┌─ PAGE EXCERPT
Clip of Hillberg's patent for the 4-barrelled Liberator shotgun design.
|Action||Double action, striker fired|
The Winchester Liberator was a 1962 prototype 16-gauge, four-barrelled shotgun, similar to a scaled-up four-shot double action derringer. It was an implementation of the Hillberg Insurgency Weapon design. Robert Hillberg, the designer, envisioned a weapon that was cheap to manufacture, easy to use, and provided a significant chance of being effective in the hands of someone who had never handled a firearm before. Pistols and submachine guns were eliminated from consideration due to the training required to use them effectively. The shotgun was chosen because it provided a very high volume of fire with a high hit probability.
The mechanism used was that of a derringer, with four fixed barrels. The linear hammer and its integral firing pin rotated within a fixed breechblock behind these barrels. The lock action was driven by a central coil spring around the hammer rotation axis, cocked by the ratchet mechanism that rotated the hammer after each shot. This ratchet mechanism, although only visible when the hammer was stripped and removed, bore some relation to the cylinder of the Webley-Fosbery self-loading revolver or even some retractable ballpoint pens. A similar rotating hammer in a 4-barrel breech was later used by Hillberg in the COP .357 Derringer. Reloading was in the usual derringer fashion, by the barrels tipping forward on a hinge ahead of the breech block.
Both Winchester and Colt built prototypes, although the Colt Defender eight-shot design came late in the Vietnam War and was adapted for the civilian law enforcement market. No known samples were ever produced for military use.
└─
• **WHAT IS EXPECTED**
Please answer these questions from the Winchester Liberator text:
(a) What gauge was the 1962 prototype?
(b) What drove the lock action?
(c) Which two companies built prototypes?
The listing has no connection to the Winchester Liberator text.
┌─ INFORMATION
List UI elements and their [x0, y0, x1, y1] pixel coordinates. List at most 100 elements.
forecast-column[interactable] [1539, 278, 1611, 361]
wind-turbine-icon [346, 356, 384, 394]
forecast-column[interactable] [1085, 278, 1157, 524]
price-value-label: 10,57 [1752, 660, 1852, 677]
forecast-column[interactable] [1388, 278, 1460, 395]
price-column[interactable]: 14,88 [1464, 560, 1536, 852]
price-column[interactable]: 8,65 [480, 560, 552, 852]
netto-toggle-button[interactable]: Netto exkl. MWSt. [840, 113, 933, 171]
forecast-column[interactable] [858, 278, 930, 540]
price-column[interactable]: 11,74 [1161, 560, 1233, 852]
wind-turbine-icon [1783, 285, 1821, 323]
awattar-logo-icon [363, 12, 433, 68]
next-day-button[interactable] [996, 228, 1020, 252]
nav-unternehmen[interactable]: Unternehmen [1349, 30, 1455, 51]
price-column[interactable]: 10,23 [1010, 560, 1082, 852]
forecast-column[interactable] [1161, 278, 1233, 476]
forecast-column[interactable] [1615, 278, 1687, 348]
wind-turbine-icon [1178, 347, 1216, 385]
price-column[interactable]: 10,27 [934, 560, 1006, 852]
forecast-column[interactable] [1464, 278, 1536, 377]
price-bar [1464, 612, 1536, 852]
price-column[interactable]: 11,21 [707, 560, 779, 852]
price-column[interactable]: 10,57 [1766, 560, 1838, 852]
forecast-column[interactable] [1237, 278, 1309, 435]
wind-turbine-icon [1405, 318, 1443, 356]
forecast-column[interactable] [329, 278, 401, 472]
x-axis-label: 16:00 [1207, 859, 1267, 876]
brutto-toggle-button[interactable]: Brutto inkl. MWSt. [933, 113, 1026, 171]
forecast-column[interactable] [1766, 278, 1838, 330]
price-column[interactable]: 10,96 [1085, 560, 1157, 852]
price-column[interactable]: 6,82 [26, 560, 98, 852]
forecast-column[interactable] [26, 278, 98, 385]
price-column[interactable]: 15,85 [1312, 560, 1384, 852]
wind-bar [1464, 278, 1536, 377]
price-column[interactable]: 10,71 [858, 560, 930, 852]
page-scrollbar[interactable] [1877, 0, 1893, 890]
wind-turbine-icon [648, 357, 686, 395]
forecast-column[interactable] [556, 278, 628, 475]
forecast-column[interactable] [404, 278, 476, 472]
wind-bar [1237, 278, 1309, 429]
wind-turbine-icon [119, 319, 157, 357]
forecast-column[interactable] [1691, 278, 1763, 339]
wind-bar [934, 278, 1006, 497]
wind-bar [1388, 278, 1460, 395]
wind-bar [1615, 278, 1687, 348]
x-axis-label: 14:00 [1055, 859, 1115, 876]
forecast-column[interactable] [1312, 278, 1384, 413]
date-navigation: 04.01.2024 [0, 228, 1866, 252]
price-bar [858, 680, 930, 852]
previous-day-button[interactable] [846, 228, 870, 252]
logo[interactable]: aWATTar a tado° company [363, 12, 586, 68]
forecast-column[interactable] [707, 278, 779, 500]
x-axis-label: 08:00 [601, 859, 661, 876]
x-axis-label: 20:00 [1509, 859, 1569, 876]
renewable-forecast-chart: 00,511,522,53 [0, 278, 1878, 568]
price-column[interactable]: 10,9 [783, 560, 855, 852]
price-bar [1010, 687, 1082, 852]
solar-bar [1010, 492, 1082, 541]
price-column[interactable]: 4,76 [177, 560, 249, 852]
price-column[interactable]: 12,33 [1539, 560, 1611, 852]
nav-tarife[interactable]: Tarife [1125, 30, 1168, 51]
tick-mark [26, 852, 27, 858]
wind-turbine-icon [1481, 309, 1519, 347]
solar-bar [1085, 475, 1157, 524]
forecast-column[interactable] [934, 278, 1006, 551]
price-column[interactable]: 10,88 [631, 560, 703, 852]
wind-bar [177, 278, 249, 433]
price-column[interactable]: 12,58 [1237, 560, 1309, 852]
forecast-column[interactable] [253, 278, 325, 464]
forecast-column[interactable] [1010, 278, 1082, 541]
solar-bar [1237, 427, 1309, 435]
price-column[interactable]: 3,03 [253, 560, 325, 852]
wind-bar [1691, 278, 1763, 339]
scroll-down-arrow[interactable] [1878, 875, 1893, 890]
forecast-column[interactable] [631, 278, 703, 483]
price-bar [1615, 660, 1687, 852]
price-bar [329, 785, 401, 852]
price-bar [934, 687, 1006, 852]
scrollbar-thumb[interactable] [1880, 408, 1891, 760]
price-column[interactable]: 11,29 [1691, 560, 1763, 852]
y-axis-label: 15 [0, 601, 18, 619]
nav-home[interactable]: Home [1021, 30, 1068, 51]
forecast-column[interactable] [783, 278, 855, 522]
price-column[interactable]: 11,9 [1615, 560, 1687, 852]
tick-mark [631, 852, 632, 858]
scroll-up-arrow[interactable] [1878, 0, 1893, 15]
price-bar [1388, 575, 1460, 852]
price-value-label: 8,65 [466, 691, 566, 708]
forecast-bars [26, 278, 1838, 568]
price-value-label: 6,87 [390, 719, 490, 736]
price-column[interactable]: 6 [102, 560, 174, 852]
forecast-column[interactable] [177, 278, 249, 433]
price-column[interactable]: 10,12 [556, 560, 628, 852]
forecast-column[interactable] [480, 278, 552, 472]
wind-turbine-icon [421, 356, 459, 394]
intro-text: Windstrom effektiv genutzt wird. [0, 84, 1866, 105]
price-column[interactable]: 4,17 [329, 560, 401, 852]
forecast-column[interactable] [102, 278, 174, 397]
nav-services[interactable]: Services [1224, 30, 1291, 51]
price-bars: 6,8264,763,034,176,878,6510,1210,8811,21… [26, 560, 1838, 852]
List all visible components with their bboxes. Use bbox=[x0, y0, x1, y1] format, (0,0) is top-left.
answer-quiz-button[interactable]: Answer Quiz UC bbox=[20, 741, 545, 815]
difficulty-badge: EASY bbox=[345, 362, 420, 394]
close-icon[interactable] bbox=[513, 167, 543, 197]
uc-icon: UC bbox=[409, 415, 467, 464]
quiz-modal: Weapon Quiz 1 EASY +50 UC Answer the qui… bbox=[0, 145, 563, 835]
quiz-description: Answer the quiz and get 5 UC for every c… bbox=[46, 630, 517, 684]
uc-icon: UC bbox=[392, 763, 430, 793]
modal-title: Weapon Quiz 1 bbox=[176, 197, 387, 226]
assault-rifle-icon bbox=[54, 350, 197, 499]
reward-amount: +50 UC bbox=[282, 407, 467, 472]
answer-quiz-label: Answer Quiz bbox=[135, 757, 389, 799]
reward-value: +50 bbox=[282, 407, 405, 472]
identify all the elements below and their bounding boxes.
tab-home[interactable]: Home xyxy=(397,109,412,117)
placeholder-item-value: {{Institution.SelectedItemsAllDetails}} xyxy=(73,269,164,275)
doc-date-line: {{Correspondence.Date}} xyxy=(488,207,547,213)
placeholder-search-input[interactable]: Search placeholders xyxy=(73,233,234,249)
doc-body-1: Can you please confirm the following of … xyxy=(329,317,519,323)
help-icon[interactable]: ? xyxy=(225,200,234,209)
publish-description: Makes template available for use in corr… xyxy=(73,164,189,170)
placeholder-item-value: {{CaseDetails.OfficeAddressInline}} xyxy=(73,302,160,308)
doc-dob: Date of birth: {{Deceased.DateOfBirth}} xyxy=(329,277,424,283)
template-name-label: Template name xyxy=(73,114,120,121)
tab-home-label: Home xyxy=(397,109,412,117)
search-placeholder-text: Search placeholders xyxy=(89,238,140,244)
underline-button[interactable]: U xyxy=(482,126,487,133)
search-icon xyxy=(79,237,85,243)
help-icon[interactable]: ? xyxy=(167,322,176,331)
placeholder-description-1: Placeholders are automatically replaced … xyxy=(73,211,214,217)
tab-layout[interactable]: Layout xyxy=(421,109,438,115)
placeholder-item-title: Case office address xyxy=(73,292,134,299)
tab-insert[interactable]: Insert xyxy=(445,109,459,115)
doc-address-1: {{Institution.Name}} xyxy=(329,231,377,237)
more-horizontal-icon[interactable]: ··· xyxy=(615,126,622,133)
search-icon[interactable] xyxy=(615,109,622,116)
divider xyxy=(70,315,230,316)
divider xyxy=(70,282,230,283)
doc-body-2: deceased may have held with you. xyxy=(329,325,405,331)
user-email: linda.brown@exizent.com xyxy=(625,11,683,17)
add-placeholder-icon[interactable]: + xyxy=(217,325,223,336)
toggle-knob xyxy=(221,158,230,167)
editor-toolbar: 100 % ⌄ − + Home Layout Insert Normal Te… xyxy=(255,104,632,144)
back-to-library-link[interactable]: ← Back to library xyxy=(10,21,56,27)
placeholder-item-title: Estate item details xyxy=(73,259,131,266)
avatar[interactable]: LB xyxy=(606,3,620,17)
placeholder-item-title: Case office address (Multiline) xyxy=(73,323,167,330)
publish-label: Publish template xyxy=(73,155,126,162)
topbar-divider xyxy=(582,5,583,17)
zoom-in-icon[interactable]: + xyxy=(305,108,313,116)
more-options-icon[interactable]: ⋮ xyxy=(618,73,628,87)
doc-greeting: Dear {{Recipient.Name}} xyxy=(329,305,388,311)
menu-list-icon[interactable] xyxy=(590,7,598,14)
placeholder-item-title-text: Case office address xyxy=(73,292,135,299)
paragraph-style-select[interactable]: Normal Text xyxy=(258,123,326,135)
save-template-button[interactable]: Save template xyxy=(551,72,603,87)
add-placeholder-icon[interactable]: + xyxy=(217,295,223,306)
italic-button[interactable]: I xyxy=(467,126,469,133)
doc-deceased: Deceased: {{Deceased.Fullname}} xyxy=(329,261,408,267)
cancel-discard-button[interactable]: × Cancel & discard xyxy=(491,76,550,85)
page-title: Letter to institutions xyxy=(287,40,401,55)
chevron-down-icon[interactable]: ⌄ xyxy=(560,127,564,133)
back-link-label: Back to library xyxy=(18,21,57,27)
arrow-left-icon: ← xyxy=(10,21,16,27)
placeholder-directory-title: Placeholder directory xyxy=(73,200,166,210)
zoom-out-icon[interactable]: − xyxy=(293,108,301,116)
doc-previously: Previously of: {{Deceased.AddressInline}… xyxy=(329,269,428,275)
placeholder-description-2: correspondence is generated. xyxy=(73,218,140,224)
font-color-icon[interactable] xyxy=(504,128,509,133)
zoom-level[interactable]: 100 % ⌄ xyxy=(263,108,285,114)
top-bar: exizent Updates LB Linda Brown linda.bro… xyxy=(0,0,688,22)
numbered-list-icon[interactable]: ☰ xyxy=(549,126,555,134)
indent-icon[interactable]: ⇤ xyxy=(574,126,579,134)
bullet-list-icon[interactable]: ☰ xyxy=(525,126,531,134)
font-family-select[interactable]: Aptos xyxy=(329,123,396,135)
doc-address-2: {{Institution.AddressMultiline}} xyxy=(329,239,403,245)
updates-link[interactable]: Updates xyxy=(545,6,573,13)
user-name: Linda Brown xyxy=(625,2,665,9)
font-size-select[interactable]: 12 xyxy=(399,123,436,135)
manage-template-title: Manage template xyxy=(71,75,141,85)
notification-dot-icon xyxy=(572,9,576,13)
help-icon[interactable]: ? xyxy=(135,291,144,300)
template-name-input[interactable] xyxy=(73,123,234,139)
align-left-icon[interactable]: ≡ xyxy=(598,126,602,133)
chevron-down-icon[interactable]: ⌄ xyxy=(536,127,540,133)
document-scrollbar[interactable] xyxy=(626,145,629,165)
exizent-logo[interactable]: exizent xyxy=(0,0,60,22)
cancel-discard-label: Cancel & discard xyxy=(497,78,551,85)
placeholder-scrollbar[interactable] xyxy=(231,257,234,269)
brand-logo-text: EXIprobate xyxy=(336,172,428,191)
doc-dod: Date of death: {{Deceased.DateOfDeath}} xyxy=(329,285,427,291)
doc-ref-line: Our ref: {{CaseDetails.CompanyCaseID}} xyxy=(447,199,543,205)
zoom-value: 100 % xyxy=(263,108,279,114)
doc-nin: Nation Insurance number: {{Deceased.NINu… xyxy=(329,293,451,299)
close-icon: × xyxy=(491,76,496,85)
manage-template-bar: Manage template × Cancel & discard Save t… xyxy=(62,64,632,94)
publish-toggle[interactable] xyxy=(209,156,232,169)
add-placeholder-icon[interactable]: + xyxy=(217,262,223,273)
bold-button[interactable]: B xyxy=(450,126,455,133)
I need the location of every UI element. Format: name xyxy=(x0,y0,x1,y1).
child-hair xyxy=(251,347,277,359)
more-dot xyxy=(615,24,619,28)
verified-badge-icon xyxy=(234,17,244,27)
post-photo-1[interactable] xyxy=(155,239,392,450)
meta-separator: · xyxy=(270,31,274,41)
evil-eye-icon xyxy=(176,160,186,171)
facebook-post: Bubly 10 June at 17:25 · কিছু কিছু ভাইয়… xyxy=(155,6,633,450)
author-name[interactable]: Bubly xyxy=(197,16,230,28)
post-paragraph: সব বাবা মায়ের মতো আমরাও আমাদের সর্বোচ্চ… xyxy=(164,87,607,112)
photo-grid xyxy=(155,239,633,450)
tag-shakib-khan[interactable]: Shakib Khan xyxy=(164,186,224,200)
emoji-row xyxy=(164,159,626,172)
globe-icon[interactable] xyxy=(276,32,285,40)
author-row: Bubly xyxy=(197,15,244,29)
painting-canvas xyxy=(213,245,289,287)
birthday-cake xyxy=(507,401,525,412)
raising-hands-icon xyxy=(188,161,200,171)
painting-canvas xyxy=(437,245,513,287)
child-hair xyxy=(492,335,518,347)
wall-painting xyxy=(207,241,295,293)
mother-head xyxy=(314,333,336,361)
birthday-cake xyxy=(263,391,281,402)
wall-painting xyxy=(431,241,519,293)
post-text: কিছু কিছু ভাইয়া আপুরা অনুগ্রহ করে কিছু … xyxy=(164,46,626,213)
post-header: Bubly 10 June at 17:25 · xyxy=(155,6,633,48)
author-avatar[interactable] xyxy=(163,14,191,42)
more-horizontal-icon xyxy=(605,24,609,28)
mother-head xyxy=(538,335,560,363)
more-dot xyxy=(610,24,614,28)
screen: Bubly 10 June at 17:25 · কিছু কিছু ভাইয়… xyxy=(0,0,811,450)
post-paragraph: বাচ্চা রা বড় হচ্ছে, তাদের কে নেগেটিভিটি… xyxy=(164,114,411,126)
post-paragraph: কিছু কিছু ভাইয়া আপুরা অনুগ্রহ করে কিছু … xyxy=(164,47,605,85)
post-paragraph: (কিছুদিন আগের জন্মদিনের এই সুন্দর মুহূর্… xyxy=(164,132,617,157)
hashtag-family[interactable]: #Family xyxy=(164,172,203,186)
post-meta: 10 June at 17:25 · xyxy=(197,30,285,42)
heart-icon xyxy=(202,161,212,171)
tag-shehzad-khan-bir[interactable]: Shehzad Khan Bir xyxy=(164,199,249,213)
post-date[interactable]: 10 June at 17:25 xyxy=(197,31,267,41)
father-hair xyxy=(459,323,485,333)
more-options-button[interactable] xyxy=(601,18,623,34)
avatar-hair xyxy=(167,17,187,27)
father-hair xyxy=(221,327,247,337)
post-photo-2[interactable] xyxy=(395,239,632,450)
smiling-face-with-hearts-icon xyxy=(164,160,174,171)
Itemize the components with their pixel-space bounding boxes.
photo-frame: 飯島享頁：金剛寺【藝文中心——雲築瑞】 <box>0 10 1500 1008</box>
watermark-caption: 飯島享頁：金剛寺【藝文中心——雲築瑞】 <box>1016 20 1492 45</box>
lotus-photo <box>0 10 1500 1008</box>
└─
• **RESPONSE AREA**
(a) 16-gauge
(b) A central coil spring around the hammer rotation axis
(c) Winchester and Colt